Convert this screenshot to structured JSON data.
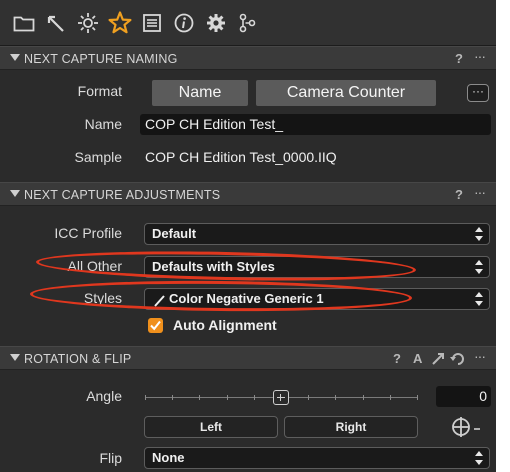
{
  "toolbar": {
    "tools": [
      {
        "icon": "folder-icon"
      },
      {
        "icon": "capture-tool-icon"
      },
      {
        "icon": "sun-adjustments-icon"
      },
      {
        "icon": "star-icon",
        "active": true
      },
      {
        "icon": "list-icon"
      },
      {
        "icon": "info-icon"
      },
      {
        "icon": "gear-icon"
      },
      {
        "icon": "batch-icon"
      }
    ],
    "active_color": "#f0a020"
  },
  "naming": {
    "title": "NEXT CAPTURE NAMING",
    "help": "?",
    "more": "···",
    "format_label": "Format",
    "tokens": [
      "Name",
      "Camera Counter"
    ],
    "token_menu": "···",
    "name_label": "Name",
    "name_value": "COP CH Edition Test_",
    "sample_label": "Sample",
    "sample_value": "COP CH Edition Test_0000.IIQ"
  },
  "adjustments": {
    "title": "NEXT CAPTURE ADJUSTMENTS",
    "help": "?",
    "more": "···",
    "icc_label": "ICC Profile",
    "icc_value": "Default",
    "allother_label": "All Other",
    "allother_value": "Defaults with Styles",
    "styles_label": "Styles",
    "styles_value": "Color Negative Generic 1",
    "auto_align_label": "Auto Alignment",
    "auto_align_checked": true,
    "highlight_color": "#e0371e"
  },
  "rotation": {
    "title": "ROTATION & FLIP",
    "help": "?",
    "auto": "A",
    "more": "···",
    "angle_label": "Angle",
    "angle_value": "0",
    "angle_slider": 0.5,
    "left_button": "Left",
    "right_button": "Right",
    "flip_label": "Flip",
    "flip_value": "None"
  }
}
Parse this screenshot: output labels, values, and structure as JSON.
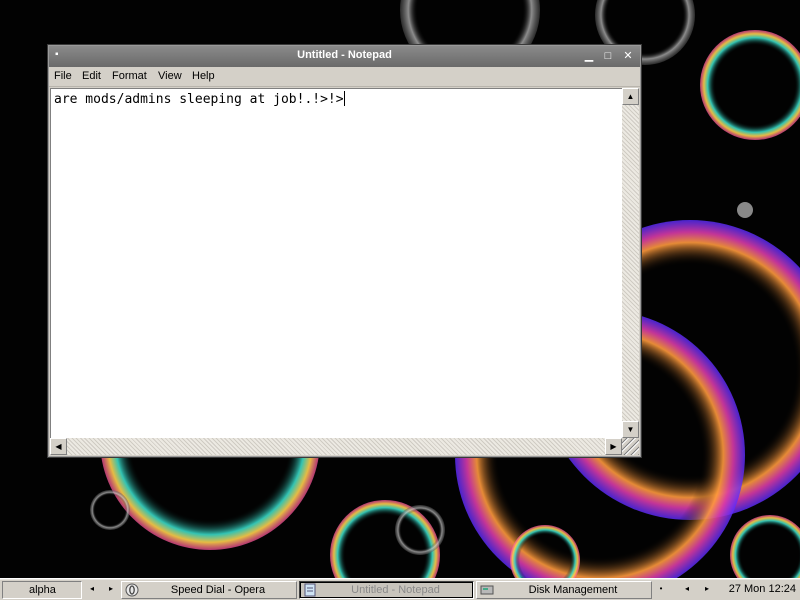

........

▶ Task statement
Gather from the data above every line with the string "title".

▶ Exercise output
    "title": "NEXT CAPTURE NAMING",
    "title": "NEXT CAPTURE ADJUSTMENTS",
    "title": "ROTATION & FLIP",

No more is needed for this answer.